== Exercise description ==
Collect all the lines that mention the word "thermique".

━━━━

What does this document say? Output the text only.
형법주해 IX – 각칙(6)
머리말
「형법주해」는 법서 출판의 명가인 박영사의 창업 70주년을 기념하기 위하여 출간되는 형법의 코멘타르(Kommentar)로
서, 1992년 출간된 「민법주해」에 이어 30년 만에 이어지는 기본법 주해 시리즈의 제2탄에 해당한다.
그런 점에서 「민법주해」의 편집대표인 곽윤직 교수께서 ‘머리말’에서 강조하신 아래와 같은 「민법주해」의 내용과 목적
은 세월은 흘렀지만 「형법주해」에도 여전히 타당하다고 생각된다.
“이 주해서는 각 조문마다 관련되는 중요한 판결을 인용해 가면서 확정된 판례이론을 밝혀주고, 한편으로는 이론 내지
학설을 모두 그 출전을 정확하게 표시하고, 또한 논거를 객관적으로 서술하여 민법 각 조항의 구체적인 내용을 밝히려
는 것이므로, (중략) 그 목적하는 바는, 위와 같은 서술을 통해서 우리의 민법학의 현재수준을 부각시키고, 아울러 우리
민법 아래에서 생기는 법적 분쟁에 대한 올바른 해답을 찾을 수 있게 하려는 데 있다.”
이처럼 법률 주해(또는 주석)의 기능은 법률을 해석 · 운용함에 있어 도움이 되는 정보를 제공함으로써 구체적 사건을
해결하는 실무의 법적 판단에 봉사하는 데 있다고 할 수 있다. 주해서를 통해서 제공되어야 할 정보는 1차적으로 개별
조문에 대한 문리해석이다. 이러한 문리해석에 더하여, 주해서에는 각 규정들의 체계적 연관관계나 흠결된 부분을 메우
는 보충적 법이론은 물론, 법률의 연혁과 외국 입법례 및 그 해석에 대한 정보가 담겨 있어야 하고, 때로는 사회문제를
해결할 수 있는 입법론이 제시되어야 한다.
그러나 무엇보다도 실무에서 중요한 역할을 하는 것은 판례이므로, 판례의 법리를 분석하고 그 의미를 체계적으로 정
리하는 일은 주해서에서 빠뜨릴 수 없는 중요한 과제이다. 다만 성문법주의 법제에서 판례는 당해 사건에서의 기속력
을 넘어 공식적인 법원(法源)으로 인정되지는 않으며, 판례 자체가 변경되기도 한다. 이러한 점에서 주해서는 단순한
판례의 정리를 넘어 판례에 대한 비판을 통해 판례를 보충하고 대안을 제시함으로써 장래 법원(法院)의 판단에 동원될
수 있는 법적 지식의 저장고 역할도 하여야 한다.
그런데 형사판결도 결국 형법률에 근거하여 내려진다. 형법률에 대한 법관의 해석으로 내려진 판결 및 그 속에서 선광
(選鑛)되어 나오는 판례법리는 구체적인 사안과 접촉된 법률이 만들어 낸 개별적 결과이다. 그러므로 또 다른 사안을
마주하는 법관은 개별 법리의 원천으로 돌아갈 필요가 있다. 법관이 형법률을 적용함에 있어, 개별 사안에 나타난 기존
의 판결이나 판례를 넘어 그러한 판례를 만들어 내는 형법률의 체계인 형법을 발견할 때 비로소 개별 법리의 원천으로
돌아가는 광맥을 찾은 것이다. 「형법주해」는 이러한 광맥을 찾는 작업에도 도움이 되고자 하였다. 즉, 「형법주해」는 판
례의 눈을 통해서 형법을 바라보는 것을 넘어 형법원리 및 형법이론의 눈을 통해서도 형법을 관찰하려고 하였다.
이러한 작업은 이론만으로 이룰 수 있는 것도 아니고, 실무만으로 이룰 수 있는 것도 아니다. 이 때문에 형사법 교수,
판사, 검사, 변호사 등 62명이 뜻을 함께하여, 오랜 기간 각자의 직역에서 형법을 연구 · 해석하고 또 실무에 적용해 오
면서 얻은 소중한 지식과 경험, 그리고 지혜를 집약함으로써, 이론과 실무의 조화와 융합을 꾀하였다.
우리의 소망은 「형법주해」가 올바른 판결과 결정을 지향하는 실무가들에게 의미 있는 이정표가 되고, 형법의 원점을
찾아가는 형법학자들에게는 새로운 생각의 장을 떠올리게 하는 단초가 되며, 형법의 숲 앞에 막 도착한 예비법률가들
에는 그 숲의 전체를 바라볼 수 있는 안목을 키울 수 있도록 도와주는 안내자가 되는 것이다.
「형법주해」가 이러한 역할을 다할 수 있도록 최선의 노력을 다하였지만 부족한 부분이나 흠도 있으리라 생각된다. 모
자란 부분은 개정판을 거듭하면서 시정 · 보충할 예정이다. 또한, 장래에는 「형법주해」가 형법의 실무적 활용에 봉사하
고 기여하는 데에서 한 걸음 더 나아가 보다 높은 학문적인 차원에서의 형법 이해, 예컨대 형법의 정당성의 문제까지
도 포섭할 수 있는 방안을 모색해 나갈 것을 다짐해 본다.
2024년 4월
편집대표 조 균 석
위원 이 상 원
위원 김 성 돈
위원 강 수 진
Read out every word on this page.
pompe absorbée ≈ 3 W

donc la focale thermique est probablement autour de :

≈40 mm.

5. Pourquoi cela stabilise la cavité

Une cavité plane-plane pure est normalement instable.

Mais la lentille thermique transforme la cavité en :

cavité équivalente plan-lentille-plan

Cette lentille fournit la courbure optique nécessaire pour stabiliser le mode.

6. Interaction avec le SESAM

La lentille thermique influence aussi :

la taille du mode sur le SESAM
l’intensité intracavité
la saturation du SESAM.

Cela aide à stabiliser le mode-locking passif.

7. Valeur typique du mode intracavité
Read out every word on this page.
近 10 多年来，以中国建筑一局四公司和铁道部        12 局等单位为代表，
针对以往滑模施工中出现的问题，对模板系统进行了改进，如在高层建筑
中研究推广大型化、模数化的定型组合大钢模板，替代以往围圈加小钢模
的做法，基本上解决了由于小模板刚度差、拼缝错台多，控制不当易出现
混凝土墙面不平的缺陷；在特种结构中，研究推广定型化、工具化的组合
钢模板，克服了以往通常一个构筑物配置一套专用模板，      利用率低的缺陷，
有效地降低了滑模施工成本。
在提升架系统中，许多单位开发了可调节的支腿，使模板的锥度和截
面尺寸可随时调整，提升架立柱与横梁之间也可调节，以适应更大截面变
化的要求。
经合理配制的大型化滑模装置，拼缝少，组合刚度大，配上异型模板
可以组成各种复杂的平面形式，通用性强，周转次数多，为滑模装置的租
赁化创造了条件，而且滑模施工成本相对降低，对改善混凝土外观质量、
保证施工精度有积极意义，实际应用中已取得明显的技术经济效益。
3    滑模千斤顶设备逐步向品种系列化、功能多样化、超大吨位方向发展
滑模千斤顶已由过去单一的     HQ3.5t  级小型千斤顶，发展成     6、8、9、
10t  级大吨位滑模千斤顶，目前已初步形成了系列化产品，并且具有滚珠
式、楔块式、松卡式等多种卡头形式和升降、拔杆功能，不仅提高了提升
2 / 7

━━━━

== Completed task ==
donc la focale thermique est probablement autour de :
Mais la lentille thermique transforme la cavité en :
La lentille thermique influence aussi :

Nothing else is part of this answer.